À 73 ans, le cardinal français Dominique Mamberti se prépare à un événement marquant de sa vie : l’annonce du nouveau pape devant près d’un milliard de catholiques. Ce moment crucial, semblable à celui du roi Georges VI dans « Le Discours d’un roi », mettra en lumière la détermination de cet homme face à ses défis personnels, notamment son bégaiement et sa timidité.
Né à Rabat et élevé en Corse, Dominique Mamberti est juriste et actuellement président du Tribunal Suprême de la Signature Apostolique au Vatican. Son parcours diplomatique a débuté sous Benoît XVI, avant d’être nommé par François. En tant que « cardinal diacre » le plus ancien et protodiacre désigné, il est chargé d’annoncer le nom du nouveau souverain pontife lors de ce conclave.

Une timidité palpable
Mamberti souffre d’une « timidité légendaire ». Selon « le cardinal Tauran, son prédécesseur », « Il est tellement timide que quand vous êtes avec lui, vous devenez timide ». Connu pour s’en tenir rigidement aux textes préparés durant ses discours publics, il évite les improvisations.
Cette réserve provient en partie d’un bégaiement surmonté grâce à un travail acharné. Mais des proches expriment que son élocution révèle encore des traces de cette lutte personnelle.

◇ ◇ ◇ ◇ ◇ ◇ ◇

#### Tâches demandées
1. Traduisez en anglais cette phrase du texte sur le cardinal Mamberti : « Cette réserve provient en partie d’un bégaiement surmonté grâce à un travail acharné. »
2. Poursuivez le texte sur le cardinal Mamberti à partir de sa dernière phrase.
Les items reproduits plus bas proviennent d'une source distincte de celle du texte.

#### Contenu des données
◇ ◇ ◇ ◇ ◇ ◇ ◇

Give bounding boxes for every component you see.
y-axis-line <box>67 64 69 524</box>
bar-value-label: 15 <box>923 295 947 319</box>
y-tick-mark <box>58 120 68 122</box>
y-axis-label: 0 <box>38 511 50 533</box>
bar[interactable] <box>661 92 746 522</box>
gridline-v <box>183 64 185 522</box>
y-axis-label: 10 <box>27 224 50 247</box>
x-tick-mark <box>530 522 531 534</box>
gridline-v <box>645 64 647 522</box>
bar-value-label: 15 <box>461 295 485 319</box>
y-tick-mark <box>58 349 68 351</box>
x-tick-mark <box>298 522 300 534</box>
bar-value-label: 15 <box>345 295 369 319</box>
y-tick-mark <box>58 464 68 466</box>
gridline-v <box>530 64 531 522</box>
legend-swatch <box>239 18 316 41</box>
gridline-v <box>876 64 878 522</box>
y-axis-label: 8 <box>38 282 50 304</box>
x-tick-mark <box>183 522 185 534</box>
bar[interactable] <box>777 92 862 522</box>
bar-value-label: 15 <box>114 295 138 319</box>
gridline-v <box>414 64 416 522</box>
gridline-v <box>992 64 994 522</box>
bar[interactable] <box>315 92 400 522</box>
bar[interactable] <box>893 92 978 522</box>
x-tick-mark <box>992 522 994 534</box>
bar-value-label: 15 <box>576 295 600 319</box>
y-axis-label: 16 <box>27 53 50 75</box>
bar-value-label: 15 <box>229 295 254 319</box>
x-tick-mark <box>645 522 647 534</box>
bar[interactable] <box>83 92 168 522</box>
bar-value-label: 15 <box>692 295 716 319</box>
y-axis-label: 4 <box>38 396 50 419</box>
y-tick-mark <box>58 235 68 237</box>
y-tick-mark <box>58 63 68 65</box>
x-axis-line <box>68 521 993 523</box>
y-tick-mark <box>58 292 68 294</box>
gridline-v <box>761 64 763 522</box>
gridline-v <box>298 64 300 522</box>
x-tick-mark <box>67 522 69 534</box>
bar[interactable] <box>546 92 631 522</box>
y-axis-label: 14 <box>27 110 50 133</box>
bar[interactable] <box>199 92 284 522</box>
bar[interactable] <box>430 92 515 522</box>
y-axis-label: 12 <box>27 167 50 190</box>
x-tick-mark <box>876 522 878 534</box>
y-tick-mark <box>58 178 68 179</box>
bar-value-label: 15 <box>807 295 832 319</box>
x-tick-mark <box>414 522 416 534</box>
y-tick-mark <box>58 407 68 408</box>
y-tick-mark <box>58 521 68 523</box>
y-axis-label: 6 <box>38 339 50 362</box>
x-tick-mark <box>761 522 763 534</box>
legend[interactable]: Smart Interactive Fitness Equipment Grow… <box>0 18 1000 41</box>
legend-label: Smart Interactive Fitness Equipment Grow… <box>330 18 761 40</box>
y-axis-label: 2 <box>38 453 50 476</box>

◇ ◇ ◇ ◇ ◇ ◇ ◇

#### Réponses dans l'ordre
1. This reticence stems partly from a stammer overcome through relentless hard work.

2.
Un rôle décisif
Son défi personnel rendra d’autant plus symbolique sa première apparition sur le balcon de Saint-Pierre après la fumée blanche annonçant l’élection du nouveau pape. Accompagné par deux cérémoniaires, il devra proclamer successivement le nom civil en latin du nouvel élu puis son nom pontifical choisi après qu’il ait considéré la lourdeur de sa nouvelle charge dans l’intimité de la « chambre des larmes ».
Après avoir rempli cette mission historique, Dominique Mamberti s’effacera discrètement devant le visage désormais connu du nouvel élu papal.
Ce moment sera non seulement une passation entre deux leaders spirituels mais aussi une victoire personnelle pour ce haut prélat qui a su surmonter ses appréhensions tout au long de sa carrière.